## Begin INFORMATION PROVIDED
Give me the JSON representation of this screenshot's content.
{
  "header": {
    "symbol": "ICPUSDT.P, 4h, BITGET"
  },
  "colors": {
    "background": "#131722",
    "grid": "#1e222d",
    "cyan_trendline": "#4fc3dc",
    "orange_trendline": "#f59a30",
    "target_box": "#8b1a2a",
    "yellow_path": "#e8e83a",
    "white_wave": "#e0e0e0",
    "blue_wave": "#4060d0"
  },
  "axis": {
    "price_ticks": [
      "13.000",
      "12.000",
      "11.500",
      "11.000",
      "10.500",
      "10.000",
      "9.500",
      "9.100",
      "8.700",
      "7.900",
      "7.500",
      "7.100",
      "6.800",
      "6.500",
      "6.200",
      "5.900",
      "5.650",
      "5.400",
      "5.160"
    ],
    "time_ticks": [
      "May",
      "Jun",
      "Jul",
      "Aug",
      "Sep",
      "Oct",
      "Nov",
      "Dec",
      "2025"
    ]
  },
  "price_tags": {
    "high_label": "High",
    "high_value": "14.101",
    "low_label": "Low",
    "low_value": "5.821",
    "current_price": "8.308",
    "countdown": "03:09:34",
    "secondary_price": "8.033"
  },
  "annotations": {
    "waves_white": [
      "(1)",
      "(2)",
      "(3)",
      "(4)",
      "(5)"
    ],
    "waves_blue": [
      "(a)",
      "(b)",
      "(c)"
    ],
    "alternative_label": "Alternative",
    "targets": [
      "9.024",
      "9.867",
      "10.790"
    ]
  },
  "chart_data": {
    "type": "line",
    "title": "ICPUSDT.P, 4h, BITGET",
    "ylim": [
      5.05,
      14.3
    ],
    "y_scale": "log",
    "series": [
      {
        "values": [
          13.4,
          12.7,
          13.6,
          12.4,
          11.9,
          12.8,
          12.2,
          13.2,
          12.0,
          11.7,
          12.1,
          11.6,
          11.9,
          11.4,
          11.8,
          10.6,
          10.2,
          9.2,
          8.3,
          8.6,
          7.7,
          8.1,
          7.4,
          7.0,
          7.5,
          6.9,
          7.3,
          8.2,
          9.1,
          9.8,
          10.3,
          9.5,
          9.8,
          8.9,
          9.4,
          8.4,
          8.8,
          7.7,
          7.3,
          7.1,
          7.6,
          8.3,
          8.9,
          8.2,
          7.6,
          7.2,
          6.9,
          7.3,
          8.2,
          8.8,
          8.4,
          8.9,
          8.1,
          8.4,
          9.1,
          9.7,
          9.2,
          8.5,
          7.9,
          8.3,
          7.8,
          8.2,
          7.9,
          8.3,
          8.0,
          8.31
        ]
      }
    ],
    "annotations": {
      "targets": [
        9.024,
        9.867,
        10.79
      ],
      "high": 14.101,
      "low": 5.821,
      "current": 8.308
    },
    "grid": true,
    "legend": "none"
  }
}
## End INFORMATION PROVIDED
OBJECTIVE: Return what is listed above, exactly and completely.

FINAL RESULT:
Give me the JSON representation of this screenshot's content.
{
  "header": {
    "symbol": "ICPUSDT.P, 4h, BITGET"
  },
  "colors": {
    "background": "#131722",
    "grid": "#1e222d",
    "cyan_trendline": "#4fc3dc",
    "orange_trendline": "#f59a30",
    "target_box": "#8b1a2a",
    "yellow_path": "#e8e83a",
    "white_wave": "#e0e0e0",
    "blue_wave": "#4060d0"
  },
  "axis": {
    "price_ticks": [
      "13.000",
      "12.000",
      "11.500",
      "11.000",
      "10.500",
      "10.000",
      "9.500",
      "9.100",
      "8.700",
      "7.900",
      "7.500",
      "7.100",
      "6.800",
      "6.500",
      "6.200",
      "5.900",
      "5.650",
      "5.400",
      "5.160"
    ],
    "time_ticks": [
      "May",
      "Jun",
      "Jul",
      "Aug",
      "Sep",
      "Oct",
      "Nov",
      "Dec",
      "2025"
    ]
  },
  "price_tags": {
    "high_label": "High",
    "high_value": "14.101",
    "low_label": "Low",
    "low_value": "5.821",
    "current_price": "8.308",
    "countdown": "03:09:34",
    "secondary_price": "8.033"
  },
  "annotations": {
    "waves_white": [
      "(1)",
      "(2)",
      "(3)",
      "(4)",
      "(5)"
    ],
    "waves_blue": [
      "(a)",
      "(b)",
      "(c)"
    ],
    "alternative_label": "Alternative",
    "targets": [
      "9.024",
      "9.867",
      "10.790"
    ]
  },
  "chart_data": {
    "type": "line",
    "title": "ICPUSDT.P, 4h, BITGET",
    "ylim": [
      5.05,
      14.3
    ],
    "y_scale": "log",
    "series": [
      {
        "values": [
          13.4,
          12.7,
          13.6,
          12.4,
          11.9,
          12.8,
          12.2,
          13.2,
          12.0,
          11.7,
          12.1,
          11.6,
          11.9,
          11.4,
          11.8,
          10.6,
          10.2,
          9.2,
          8.3,
          8.6,
          7.7,
          8.1,
          7.4,
          7.0,
          7.5,
          6.9,
          7.3,
          8.2,
          9.1,
          9.8,
          10.3,
          9.5,
          9.8,
          8.9,
          9.4,
          8.4,
          8.8,
          7.7,
          7.3,
          7.1,
          7.6,
          8.3,
          8.9,
          8.2,
          7.6,
          7.2,
          6.9,
          7.3,
          8.2,
          8.8,
          8.4,
          8.9,
          8.1,
          8.4,
          9.1,
          9.7,
          9.2,
          8.5,
          7.9,
          8.3,
          7.8,
          8.2,
          7.9,
          8.3,
          8.0,
          8.31
        ]
      }
    ],
    "annotations": {
      "targets": [
        9.024,
        9.867,
        10.79
      ],
      "high": 14.101,
      "low": 5.821,
      "current": 8.308
    },
    "grid": true,
    "legend": "none"
  }
}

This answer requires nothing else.